SOURCE DATA:
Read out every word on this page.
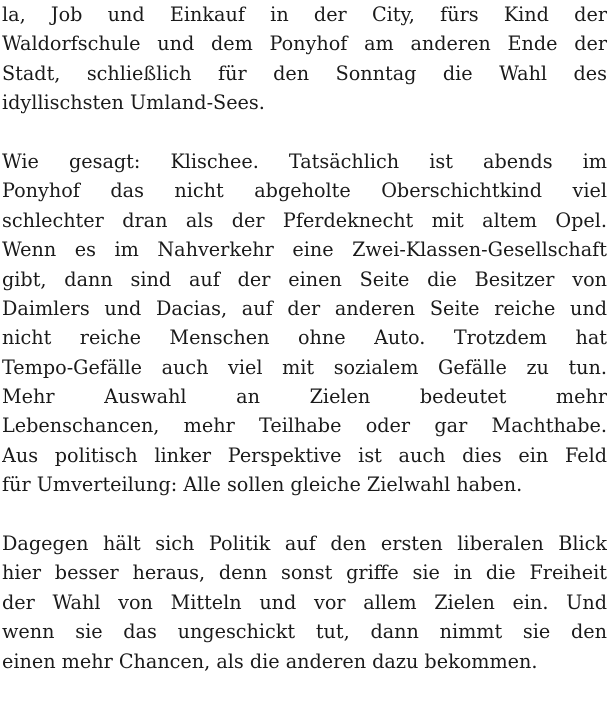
la, Job und Einkauf in der City, fürs Kind der
Waldorfschule und dem Ponyhof am anderen Ende der
Stadt, schließlich für den Sonntag die Wahl des
idyllischsten Umland-Sees.
Wie gesagt: Klischee. Tatsächlich ist abends im
Ponyhof das nicht abgeholte Oberschichtkind viel
schlechter dran als der Pferdeknecht mit altem Opel.
Wenn es im Nahverkehr eine Zwei-Klassen-Gesellschaft
gibt, dann sind auf der einen Seite die Besitzer von
Daimlers und Dacias, auf der anderen Seite reiche und
nicht reiche Menschen ohne Auto. Trotzdem hat
Tempo-Gefälle auch viel mit sozialem Gefälle zu tun.
Mehr Auswahl an Zielen bedeutet mehr
Lebenschancen, mehr Teilhabe oder gar Machthabe.
Aus politisch linker Perspektive ist auch dies ein Feld
für Umverteilung: Alle sollen gleiche Zielwahl haben.
Dagegen hält sich Politik auf den ersten liberalen Blick
hier besser heraus, denn sonst griffe sie in die Freiheit
der Wahl von Mitteln und vor allem Zielen ein. Und
wenn sie das ungeschickt tut, dann nimmt sie den
einen mehr Chancen, als die anderen dazu bekommen.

DIRECTIONS: Return all of the entries word for word, but omit the pictures.

FINAL RESULT:
Read out every word on this page.
la, Job und Einkauf in der City, fürs Kind der
Waldorfschule und dem Ponyhof am anderen Ende der
Stadt, schließlich für den Sonntag die Wahl des
idyllischsten Umland-Sees.
Wie gesagt: Klischee. Tatsächlich ist abends im
Ponyhof das nicht abgeholte Oberschichtkind viel
schlechter dran als der Pferdeknecht mit altem Opel.
Wenn es im Nahverkehr eine Zwei-Klassen-Gesellschaft
gibt, dann sind auf der einen Seite die Besitzer von
Daimlers und Dacias, auf der anderen Seite reiche und
nicht reiche Menschen ohne Auto. Trotzdem hat
Tempo-Gefälle auch viel mit sozialem Gefälle zu tun.
Mehr Auswahl an Zielen bedeutet mehr
Lebenschancen, mehr Teilhabe oder gar Machthabe.
Aus politisch linker Perspektive ist auch dies ein Feld
für Umverteilung: Alle sollen gleiche Zielwahl haben.
Dagegen hält sich Politik auf den ersten liberalen Blick
hier besser heraus, denn sonst griffe sie in die Freiheit
der Wahl von Mitteln und vor allem Zielen ein. Und
wenn sie das ungeschickt tut, dann nimmt sie den
einen mehr Chancen, als die anderen dazu bekommen.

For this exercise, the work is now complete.